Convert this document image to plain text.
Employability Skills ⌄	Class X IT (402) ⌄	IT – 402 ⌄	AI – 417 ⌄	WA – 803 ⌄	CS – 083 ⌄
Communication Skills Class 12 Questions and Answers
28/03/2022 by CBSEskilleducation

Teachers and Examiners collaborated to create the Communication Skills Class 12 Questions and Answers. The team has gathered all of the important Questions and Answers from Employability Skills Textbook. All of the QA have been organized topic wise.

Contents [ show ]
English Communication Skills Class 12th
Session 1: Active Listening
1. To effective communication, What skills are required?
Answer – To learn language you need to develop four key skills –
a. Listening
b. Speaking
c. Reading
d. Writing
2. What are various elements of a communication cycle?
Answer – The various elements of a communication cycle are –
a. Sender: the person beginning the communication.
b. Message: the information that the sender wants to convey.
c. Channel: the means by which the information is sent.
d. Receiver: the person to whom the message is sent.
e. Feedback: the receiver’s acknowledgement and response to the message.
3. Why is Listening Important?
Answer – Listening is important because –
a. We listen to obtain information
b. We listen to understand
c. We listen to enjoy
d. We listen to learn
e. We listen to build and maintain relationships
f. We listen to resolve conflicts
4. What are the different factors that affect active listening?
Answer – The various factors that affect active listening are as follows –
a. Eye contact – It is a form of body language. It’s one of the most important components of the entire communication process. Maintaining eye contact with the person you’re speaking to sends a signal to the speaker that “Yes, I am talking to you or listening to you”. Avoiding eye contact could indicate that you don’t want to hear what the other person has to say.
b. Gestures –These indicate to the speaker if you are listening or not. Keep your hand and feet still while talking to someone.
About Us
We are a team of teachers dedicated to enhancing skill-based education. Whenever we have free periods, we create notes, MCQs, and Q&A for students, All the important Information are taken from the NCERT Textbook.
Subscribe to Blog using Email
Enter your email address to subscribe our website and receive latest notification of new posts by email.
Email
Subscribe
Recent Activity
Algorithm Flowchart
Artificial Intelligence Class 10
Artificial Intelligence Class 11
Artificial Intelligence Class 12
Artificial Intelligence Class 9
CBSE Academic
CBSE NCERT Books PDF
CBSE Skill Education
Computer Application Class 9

## Instruction:
Go over the data above and copy every line that has the word "Questions" in it.

## Solution to this task:
Communication Skills Class 12 Questions and Answers
Teachers and Examiners collaborated to create the Communication Skills Class 12 Questions and Answers. The team has gathered all of the important Questions and Answers from Employability Skills Textbook. All of the QA have been organized topic wise.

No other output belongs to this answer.